* START SOURCE DOCUMENT *
The problem with this is that there are a whole lot of loopholes. And no infrastructure set up to deal with these loopholes.
This is where I enter the picture. My case was this: the clients booked a cruise starting in Dubai, leaving the UAE and stopping in Oman, then returning to Dubai and spending an additional week there before flying on. Knowing we would have to arrange the visa with the hotel we pre-booked and paid in full for our post-cruise accommodations and then began the lengthy “email the hotel in Dubai” process.
Now let me just say as agents we don’t normally deal with visas. We normally just hand you the number of the consulate or a visa service and wipe our hands of it (with a smile, of course), but in this case, since we had to get in touch with the hotel directly, I wanted to help my clients out and emailed them myself. I’m an idiot.
It only took about a week of emails – since Dubai is 12 hours ahead of us and nobody works on Fridays and Saturdays, everything takes a long time – to learn that my passengers would need two visas, one for their original entry and one for their return after Oman. Obtaining one visa is a pretty simple process, you just fill out a form, send copies of your passport, credit card, photos, your first born, etc. and they email you back a visa. Simple. This I could have done immediately without problem. The BIG GIANT CATCH that cost me sleep, some of my natural hair colour and a layer of nail polish from all the frantic emails I typed is that you can only get the second visa after showing the exit stamp from the first one. You cannot hold two active UAE visas at the same time. This meant my clients would need to somehow send their cancelled visa to the hotel (from the ship?) and get the second one in 5-7 business days, which they didn’t have, since they were only leaving the UAE for 3 days. Was this even possible?
The UAE consulate never responded to any of my 47 emails, an equal number of voicemails, and the two times I did manage to get a person they hung up on me. I’m still waiting to hear back. The cruise line just gives you a random email and tells you they won’t help you. Over the next two months I emailed countless companies and sent so many messages to the hotel in Dubai they finally got fed up and stopped returning my emails. I found two companies that could issue the two visas, but only if you booked all your hotels and transfers with them, which would cost my clients a fortune, as they’d already paid for all that. Every time I got any sort of answer, the next message/call would disprove it. There was no consistancy, and the visa info on the internet (yes, I resulted in Googling) actually warns you that the visa information provided even by reputable companies is notoriously unreliable. Fan-frealing-tastic.
My clients were incredibly calm duing all of this, and continue to be a dream to work with. I personally hit the full-on panic point a good two weeks before they did. I was just watching the clock tick down, and looking at this very expensive booking and thinking “what if they don’t get a visa in time?” Insurance doesn’t cover not traveling due to lack of visa – that’s your fault and the insurance comapnies aren’t paying anything to cover your ass. Not that I blame them there. But every possible worst case scenario was flashing before my eyes.
* END SOURCE DOCUMENT *
YOUR TASKS —
1. List every country or city named in the account of the UAE visa problem.
2. Reproduce verbatim the passage of the UAE visa account starting at "This is where" and ending at "I’m an idiot.".
* START RECORDED DATA *
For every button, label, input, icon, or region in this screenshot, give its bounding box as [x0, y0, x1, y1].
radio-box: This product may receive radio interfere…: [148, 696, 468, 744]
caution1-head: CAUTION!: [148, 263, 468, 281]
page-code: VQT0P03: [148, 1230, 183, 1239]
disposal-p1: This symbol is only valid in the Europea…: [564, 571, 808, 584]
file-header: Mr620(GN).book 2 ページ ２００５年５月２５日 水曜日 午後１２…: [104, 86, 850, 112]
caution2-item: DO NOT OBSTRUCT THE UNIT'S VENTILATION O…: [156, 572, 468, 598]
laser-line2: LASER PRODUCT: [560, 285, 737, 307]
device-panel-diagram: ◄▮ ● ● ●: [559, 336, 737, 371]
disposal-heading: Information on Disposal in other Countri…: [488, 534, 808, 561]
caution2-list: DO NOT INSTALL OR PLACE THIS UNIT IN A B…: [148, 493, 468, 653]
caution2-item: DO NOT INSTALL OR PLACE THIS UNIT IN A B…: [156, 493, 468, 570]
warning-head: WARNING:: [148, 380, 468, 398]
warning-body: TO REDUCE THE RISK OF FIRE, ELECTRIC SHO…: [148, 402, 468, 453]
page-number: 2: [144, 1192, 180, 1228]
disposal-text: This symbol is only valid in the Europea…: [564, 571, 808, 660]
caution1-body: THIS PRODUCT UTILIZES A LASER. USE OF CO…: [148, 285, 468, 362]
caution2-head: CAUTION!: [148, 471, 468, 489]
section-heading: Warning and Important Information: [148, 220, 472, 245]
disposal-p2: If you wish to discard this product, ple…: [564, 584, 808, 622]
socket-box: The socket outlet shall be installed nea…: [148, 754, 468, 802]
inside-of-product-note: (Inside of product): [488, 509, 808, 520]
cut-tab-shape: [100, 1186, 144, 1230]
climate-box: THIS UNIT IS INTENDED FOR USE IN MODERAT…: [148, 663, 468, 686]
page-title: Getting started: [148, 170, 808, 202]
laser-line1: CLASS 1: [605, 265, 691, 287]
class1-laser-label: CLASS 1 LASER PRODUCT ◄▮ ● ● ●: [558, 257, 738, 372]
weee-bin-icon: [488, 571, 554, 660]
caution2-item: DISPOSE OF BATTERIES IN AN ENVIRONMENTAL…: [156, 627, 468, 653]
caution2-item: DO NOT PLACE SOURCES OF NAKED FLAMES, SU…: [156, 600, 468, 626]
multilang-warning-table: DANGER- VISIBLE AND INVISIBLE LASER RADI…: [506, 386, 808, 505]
* END RECORDED DATA *
* START RECORDED DATA *
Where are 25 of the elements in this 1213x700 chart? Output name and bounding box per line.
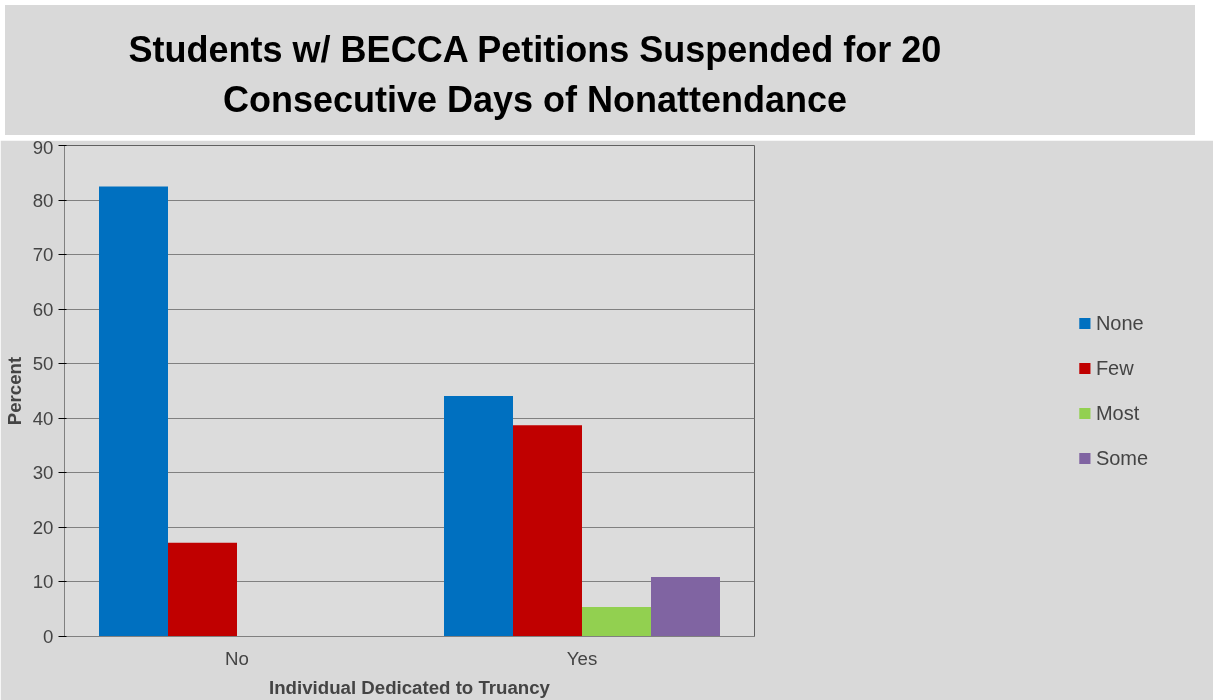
* END RECORDED DATA *
* START RECORDED DATA *
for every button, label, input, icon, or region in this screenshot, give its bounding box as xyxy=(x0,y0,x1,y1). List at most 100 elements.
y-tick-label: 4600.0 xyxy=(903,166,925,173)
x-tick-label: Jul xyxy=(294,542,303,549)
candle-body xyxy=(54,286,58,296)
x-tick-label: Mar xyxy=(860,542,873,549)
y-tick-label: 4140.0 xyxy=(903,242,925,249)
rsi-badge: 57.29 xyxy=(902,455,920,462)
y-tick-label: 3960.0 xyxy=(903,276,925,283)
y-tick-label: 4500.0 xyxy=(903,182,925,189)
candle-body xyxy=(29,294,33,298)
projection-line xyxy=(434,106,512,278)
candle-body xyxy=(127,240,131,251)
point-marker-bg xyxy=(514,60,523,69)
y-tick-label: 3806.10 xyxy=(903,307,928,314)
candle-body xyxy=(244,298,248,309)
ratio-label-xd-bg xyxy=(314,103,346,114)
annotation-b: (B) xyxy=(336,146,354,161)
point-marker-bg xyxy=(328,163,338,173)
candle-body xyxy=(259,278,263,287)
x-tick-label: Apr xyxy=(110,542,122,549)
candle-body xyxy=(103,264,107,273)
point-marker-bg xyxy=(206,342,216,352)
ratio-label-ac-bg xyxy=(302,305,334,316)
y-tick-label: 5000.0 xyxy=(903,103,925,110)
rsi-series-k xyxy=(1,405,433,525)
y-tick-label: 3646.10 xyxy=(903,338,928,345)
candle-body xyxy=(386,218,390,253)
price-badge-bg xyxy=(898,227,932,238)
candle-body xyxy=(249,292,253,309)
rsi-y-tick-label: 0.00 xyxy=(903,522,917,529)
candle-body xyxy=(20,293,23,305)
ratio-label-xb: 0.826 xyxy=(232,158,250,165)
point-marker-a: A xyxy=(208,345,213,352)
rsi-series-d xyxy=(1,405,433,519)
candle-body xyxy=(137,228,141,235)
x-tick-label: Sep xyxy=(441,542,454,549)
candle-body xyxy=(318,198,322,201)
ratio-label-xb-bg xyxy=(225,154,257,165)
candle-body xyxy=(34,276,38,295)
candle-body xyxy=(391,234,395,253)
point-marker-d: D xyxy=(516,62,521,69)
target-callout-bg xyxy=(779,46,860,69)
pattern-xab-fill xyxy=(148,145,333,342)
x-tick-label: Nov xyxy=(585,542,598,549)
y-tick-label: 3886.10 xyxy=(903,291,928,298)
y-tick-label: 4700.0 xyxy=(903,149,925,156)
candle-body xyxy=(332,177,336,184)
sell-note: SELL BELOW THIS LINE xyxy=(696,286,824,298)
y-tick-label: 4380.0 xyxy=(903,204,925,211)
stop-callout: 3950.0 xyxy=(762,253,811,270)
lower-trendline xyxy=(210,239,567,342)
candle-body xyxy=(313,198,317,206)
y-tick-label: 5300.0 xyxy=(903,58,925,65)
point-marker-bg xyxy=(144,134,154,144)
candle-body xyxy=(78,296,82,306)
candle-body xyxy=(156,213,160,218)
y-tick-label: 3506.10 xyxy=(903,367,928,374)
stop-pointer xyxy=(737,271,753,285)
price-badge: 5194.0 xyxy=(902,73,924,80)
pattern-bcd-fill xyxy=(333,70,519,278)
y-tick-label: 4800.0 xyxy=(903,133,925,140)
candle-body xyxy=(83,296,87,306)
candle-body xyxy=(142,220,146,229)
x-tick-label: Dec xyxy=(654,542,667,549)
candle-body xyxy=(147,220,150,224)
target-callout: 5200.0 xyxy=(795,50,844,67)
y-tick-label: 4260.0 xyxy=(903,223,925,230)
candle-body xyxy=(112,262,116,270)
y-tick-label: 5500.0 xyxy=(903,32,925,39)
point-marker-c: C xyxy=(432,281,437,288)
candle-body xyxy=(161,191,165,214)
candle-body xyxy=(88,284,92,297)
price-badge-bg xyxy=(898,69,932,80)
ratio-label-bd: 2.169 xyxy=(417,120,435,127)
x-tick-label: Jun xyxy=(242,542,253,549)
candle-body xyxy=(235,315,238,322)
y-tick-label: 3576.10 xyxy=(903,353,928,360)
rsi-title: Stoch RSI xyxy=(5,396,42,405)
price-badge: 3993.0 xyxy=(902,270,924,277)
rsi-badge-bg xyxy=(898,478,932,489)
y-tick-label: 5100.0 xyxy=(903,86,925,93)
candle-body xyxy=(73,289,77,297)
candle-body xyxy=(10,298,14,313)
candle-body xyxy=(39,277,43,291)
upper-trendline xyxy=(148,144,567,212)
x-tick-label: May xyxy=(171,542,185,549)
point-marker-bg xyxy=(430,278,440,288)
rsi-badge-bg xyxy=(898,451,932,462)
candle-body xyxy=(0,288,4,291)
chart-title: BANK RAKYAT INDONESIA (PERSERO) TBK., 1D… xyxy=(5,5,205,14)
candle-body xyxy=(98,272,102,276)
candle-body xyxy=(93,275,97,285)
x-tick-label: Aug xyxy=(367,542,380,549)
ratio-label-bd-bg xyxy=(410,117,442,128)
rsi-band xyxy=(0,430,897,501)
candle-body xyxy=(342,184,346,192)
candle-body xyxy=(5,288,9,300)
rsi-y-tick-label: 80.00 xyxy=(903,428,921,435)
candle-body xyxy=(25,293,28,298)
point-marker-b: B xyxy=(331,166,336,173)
* END RECORDED DATA *
ANSWER SET —
1. Dubai, the UAE, Oman

2.
This is where I enter the picture. My case was this: the clients booked a cruise starting in Dubai, leaving the UAE and stopping in Oman, then returning to Dubai and spending an additional week there before flying on. Knowing we would have to arrange the visa with the hotel we pre-booked and paid in full for our post-cruise accommodations and then began the lengthy “email the hotel in Dubai” process.
Now let me just say as agents we don’t normally deal with visas. We normally just hand you the number of the consulate or a visa service and wipe our hands of it (with a smile, of course), but in this case, since we had to get in touch with the hotel directly, I wanted to help my clients out and emailed them myself. I’m an idiot.